Short problem: Copy all the material that follows, keeping every character the same.
[Start of Provided information]
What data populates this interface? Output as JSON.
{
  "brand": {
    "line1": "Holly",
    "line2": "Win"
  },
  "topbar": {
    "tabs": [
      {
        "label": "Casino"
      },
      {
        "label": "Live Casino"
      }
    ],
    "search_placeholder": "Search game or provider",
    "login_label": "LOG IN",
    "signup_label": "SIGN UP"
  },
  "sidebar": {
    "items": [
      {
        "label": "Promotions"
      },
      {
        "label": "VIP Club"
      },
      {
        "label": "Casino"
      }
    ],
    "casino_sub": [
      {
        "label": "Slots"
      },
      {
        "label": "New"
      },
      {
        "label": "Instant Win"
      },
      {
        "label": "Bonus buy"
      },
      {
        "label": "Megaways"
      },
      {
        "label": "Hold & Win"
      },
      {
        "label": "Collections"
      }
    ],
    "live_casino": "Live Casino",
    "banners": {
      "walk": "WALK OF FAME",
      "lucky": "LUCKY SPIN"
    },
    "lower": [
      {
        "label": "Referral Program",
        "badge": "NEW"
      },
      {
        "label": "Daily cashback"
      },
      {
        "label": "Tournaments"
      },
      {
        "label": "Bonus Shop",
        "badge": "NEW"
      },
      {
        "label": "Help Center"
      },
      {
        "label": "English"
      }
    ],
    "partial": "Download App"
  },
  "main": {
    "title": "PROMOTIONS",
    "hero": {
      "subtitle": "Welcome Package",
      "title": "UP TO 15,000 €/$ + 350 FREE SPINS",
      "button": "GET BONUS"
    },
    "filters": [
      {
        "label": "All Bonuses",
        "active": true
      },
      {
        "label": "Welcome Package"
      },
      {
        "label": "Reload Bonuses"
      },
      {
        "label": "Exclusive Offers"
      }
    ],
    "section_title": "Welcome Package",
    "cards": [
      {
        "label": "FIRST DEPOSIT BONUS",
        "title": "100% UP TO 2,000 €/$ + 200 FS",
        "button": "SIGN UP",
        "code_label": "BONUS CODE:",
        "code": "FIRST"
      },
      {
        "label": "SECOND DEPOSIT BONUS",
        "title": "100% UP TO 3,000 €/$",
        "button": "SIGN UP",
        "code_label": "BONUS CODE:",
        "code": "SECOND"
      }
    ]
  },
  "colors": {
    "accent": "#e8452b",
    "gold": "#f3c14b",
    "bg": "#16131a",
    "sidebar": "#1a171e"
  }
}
[End of Provided information]
Full answer:
What data populates this interface? Output as JSON.
{
  "brand": {
    "line1": "Holly",
    "line2": "Win"
  },
  "topbar": {
    "tabs": [
      {
        "label": "Casino"
      },
      {
        "label": "Live Casino"
      }
    ],
    "search_placeholder": "Search game or provider",
    "login_label": "LOG IN",
    "signup_label": "SIGN UP"
  },
  "sidebar": {
    "items": [
      {
        "label": "Promotions"
      },
      {
        "label": "VIP Club"
      },
      {
        "label": "Casino"
      }
    ],
    "casino_sub": [
      {
        "label": "Slots"
      },
      {
        "label": "New"
      },
      {
        "label": "Instant Win"
      },
      {
        "label": "Bonus buy"
      },
      {
        "label": "Megaways"
      },
      {
        "label": "Hold & Win"
      },
      {
        "label": "Collections"
      }
    ],
    "live_casino": "Live Casino",
    "banners": {
      "walk": "WALK OF FAME",
      "lucky": "LUCKY SPIN"
    },
    "lower": [
      {
        "label": "Referral Program",
        "badge": "NEW"
      },
      {
        "label": "Daily cashback"
      },
      {
        "label": "Tournaments"
      },
      {
        "label": "Bonus Shop",
        "badge": "NEW"
      },
      {
        "label": "Help Center"
      },
      {
        "label": "English"
      }
    ],
    "partial": "Download App"
  },
  "main": {
    "title": "PROMOTIONS",
    "hero": {
      "subtitle": "Welcome Package",
      "title": "UP TO 15,000 €/$ + 350 FREE SPINS",
      "button": "GET BONUS"
    },
    "filters": [
      {
        "label": "All Bonuses",
        "active": true
      },
      {
        "label": "Welcome Package"
      },
      {
        "label": "Reload Bonuses"
      },
      {
        "label": "Exclusive Offers"
      }
    ],
    "section_title": "Welcome Package",
    "cards": [
      {
        "label": "FIRST DEPOSIT BONUS",
        "title": "100% UP TO 2,000 €/$ + 200 FS",
        "button": "SIGN UP",
        "code_label": "BONUS CODE:",
        "code": "FIRST"
      },
      {
        "label": "SECOND DEPOSIT BONUS",
        "title": "100% UP TO 3,000 €/$",
        "button": "SIGN UP",
        "code_label": "BONUS CODE:",
        "code": "SECOND"
      }
    ]
  },
  "colors": {
    "accent": "#e8452b",
    "gold": "#f3c14b",
    "bg": "#16131a",
    "sidebar": "#1a171e"
  }
}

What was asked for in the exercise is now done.